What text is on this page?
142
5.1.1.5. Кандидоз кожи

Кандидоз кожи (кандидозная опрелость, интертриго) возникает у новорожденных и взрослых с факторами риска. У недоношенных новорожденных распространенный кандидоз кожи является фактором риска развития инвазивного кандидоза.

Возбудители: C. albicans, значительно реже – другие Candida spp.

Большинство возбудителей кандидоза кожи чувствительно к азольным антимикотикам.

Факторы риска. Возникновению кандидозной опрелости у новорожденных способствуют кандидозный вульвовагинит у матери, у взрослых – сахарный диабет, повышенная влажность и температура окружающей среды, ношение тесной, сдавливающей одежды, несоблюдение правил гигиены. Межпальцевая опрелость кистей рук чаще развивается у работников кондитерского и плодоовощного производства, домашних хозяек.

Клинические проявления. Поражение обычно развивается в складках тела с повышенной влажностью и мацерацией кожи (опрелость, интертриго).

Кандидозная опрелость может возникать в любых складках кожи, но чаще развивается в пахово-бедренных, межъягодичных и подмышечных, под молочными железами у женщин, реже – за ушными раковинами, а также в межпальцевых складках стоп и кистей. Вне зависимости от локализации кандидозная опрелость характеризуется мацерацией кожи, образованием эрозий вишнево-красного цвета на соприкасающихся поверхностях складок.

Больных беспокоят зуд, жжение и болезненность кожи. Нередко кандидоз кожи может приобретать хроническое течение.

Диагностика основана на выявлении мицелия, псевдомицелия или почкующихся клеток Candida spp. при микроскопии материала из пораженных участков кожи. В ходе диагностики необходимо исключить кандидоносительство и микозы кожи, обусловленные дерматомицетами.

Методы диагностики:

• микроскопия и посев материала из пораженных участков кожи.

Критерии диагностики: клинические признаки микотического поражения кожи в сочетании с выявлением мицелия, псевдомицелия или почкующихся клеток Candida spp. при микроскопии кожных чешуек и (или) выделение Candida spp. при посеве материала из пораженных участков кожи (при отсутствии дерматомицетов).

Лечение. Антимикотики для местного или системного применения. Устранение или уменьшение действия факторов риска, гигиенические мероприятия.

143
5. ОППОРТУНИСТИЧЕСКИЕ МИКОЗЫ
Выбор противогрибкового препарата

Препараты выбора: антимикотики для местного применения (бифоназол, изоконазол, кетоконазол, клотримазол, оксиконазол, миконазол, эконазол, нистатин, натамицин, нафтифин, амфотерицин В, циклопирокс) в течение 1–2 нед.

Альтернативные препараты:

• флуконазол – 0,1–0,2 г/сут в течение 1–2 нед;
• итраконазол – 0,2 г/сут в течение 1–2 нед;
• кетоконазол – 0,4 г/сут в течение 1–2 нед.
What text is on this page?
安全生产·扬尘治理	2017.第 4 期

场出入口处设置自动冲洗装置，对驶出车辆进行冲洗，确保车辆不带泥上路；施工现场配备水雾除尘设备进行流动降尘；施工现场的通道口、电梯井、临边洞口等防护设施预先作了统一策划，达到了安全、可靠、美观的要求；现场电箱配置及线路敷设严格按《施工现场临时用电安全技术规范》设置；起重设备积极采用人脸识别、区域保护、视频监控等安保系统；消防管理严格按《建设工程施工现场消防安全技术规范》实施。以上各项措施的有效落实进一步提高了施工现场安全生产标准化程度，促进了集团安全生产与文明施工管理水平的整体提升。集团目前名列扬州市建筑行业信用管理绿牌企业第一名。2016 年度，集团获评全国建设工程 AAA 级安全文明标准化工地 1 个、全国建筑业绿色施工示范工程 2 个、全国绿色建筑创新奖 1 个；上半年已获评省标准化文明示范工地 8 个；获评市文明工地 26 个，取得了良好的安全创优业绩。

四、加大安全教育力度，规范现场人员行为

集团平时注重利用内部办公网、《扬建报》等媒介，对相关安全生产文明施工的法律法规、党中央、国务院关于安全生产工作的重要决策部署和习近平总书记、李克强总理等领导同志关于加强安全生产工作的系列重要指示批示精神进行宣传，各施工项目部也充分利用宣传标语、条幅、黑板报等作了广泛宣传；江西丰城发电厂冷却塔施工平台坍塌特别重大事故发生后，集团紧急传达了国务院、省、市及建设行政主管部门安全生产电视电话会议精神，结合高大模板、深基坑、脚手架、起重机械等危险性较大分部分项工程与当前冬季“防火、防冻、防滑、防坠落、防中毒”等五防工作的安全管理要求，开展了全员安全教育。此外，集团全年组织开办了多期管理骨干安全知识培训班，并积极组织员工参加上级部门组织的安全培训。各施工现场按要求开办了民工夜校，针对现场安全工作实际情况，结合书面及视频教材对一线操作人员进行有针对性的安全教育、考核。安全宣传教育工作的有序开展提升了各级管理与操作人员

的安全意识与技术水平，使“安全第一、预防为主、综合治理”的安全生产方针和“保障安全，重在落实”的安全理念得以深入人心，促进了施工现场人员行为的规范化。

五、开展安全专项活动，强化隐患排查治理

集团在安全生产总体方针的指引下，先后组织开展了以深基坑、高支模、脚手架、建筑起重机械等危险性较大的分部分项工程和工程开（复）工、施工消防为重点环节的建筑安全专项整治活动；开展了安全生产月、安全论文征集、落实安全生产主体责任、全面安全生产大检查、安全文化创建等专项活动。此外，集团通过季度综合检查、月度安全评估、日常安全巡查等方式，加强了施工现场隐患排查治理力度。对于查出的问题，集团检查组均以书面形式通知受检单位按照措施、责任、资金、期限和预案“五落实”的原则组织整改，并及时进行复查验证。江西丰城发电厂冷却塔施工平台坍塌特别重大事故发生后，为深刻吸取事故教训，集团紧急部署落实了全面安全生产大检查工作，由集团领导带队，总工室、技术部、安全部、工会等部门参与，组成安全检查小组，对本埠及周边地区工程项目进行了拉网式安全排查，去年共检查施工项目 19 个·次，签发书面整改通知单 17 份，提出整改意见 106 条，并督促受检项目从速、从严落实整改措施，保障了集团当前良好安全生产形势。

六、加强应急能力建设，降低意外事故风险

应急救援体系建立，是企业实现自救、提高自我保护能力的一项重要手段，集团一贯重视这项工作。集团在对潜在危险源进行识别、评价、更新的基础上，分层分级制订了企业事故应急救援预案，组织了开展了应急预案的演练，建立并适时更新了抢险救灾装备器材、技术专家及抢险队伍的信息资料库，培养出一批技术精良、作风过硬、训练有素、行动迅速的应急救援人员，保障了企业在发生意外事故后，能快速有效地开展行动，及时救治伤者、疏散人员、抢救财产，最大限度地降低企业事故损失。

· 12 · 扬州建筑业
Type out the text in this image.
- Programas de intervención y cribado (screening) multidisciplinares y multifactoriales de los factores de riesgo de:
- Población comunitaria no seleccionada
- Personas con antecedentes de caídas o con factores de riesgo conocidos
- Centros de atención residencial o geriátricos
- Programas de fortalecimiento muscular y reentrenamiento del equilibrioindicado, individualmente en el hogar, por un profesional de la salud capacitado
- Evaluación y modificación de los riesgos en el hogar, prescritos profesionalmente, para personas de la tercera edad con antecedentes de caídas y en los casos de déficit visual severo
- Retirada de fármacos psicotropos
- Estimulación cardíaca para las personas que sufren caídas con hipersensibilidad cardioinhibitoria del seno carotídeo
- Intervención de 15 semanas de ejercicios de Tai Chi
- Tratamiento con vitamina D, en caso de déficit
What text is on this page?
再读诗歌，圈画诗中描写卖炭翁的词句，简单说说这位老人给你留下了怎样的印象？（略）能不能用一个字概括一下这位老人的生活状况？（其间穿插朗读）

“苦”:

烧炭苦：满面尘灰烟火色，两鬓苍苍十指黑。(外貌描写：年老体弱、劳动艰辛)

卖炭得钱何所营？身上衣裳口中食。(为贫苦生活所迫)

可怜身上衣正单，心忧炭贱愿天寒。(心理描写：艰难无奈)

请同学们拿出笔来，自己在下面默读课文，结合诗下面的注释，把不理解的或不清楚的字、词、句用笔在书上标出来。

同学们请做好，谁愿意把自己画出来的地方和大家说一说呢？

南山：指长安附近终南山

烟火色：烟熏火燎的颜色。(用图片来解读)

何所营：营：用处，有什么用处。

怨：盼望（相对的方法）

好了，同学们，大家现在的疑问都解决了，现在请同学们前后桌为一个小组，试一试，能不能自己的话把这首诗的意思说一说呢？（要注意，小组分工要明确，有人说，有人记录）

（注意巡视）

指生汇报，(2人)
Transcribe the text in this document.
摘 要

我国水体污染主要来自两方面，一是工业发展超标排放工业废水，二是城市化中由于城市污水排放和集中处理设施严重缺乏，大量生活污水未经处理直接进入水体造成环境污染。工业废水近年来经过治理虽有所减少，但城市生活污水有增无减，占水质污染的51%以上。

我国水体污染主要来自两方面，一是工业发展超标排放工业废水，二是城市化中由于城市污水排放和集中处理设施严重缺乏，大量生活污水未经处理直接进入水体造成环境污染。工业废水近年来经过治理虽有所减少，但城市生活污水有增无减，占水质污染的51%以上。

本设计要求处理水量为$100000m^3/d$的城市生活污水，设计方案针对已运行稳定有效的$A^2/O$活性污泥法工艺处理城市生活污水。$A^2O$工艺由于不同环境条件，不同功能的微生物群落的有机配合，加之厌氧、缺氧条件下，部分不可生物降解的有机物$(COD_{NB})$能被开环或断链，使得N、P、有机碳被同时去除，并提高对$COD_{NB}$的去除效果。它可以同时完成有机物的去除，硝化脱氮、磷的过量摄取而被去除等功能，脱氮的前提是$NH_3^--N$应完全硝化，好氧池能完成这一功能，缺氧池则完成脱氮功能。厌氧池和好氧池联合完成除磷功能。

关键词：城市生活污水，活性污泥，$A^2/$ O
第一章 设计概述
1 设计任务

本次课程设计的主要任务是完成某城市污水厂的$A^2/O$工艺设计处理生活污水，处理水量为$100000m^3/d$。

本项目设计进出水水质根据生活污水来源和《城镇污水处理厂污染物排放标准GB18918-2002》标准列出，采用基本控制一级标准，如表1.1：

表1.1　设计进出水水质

────────────────────

Exercise details:
Determine how many lines in the listing above hold the word "участков", answering with the number only.

Answer for the task:
3